** begin Supplied data **

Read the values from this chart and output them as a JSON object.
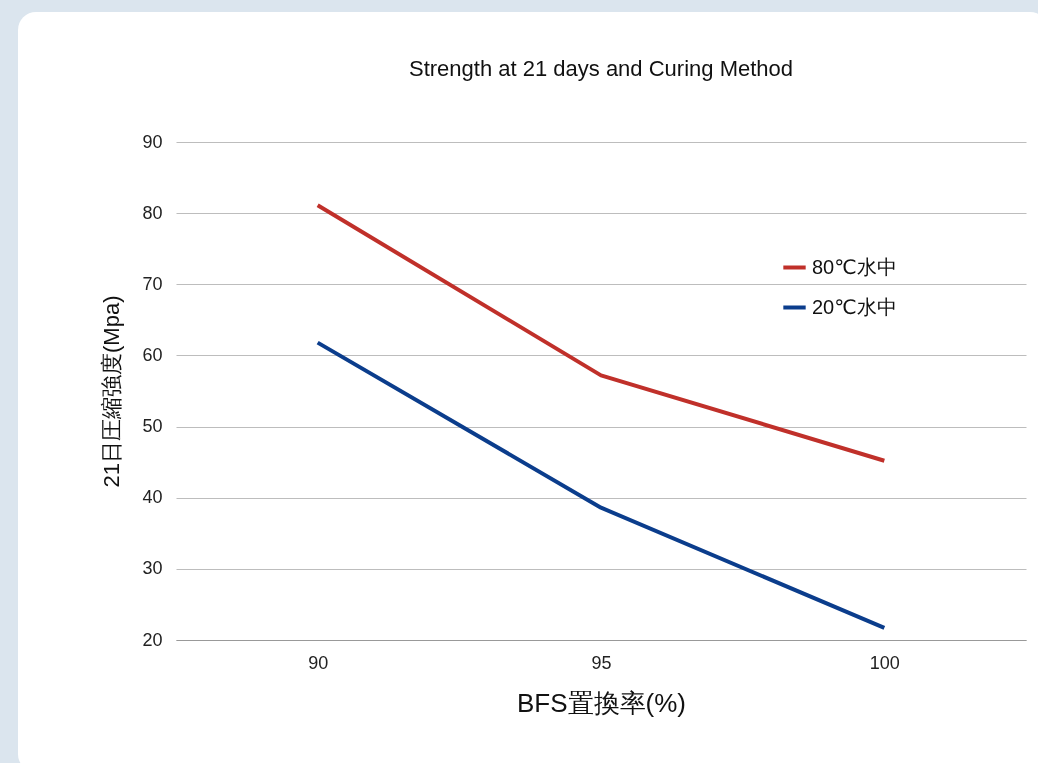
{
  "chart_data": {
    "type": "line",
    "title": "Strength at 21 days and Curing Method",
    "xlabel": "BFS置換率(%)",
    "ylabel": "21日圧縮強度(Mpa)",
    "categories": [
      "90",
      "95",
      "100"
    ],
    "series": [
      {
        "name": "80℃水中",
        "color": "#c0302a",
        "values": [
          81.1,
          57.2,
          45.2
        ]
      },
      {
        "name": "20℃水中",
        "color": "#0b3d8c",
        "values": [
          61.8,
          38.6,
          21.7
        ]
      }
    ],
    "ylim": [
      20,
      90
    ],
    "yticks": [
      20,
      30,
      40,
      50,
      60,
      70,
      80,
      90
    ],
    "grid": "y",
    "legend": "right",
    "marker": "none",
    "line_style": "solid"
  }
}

** end Supplied data **

_Directions for this task_:
Reproduce the material above in full and without alteration, but skip all pictures.

_Written solution_:
Read the values from this chart and output them as a JSON object.
{
  "chart_data": {
    "type": "line",
    "title": "Strength at 21 days and Curing Method",
    "xlabel": "BFS置換率(%)",
    "ylabel": "21日圧縮強度(Mpa)",
    "categories": [
      "90",
      "95",
      "100"
    ],
    "series": [
      {
        "name": "80℃水中",
        "color": "#c0302a",
        "values": [
          81.1,
          57.2,
          45.2
        ]
      },
      {
        "name": "20℃水中",
        "color": "#0b3d8c",
        "values": [
          61.8,
          38.6,
          21.7
        ]
      }
    ],
    "ylim": [
      20,
      90
    ],
    "yticks": [
      20,
      30,
      40,
      50,
      60,
      70,
      80,
      90
    ],
    "grid": "y",
    "legend": "right",
    "marker": "none",
    "line_style": "solid"
  }
}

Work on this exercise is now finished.